Figure record listings:
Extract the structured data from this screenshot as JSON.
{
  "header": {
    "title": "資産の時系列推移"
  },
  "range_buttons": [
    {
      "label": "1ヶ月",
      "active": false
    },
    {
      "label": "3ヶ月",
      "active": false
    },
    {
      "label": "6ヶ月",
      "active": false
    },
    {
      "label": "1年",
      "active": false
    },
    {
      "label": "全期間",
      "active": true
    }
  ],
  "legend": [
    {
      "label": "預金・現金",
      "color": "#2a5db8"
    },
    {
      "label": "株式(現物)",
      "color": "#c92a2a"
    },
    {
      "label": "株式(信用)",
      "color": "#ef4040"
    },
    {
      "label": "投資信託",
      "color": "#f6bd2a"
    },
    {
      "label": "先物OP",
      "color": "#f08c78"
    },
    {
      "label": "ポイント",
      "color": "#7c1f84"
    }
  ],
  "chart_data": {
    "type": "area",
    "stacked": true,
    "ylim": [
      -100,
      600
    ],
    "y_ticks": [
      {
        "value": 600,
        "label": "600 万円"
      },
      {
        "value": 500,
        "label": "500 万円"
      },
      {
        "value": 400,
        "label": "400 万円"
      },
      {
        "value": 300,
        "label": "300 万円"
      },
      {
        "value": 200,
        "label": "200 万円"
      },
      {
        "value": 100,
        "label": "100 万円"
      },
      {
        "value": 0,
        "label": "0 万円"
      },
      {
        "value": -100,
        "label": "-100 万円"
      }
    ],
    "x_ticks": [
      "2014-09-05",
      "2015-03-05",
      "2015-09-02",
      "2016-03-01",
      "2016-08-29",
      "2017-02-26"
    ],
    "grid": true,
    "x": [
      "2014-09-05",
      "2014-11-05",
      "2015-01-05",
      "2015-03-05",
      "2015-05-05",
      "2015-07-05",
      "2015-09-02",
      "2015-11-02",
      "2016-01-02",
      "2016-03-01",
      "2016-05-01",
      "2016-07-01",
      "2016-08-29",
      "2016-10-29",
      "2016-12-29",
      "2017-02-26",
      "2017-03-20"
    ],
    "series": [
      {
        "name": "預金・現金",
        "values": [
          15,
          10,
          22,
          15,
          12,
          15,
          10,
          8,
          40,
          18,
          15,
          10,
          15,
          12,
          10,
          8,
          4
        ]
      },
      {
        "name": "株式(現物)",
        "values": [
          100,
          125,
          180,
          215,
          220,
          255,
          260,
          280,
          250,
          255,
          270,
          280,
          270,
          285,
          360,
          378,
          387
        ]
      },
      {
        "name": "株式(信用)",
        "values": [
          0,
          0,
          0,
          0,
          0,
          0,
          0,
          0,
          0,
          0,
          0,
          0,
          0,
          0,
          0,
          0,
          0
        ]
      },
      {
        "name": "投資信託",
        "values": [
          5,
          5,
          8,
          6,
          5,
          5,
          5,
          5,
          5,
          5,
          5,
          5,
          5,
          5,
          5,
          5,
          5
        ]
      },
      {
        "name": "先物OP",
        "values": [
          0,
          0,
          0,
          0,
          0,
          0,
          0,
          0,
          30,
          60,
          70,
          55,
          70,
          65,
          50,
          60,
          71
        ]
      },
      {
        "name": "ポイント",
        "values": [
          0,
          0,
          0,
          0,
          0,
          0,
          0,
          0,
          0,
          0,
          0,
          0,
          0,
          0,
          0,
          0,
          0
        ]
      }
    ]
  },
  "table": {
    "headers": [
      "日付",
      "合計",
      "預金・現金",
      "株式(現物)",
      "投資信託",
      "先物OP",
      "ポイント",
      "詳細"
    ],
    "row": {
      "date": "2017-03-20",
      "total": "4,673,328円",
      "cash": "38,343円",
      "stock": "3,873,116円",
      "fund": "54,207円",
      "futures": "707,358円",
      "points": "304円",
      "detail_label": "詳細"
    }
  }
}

PROMPT:
Of the lines in the listing, how many hold the word "color"? Nothing but the number is needed.

PROBLEM SOLUTION:
6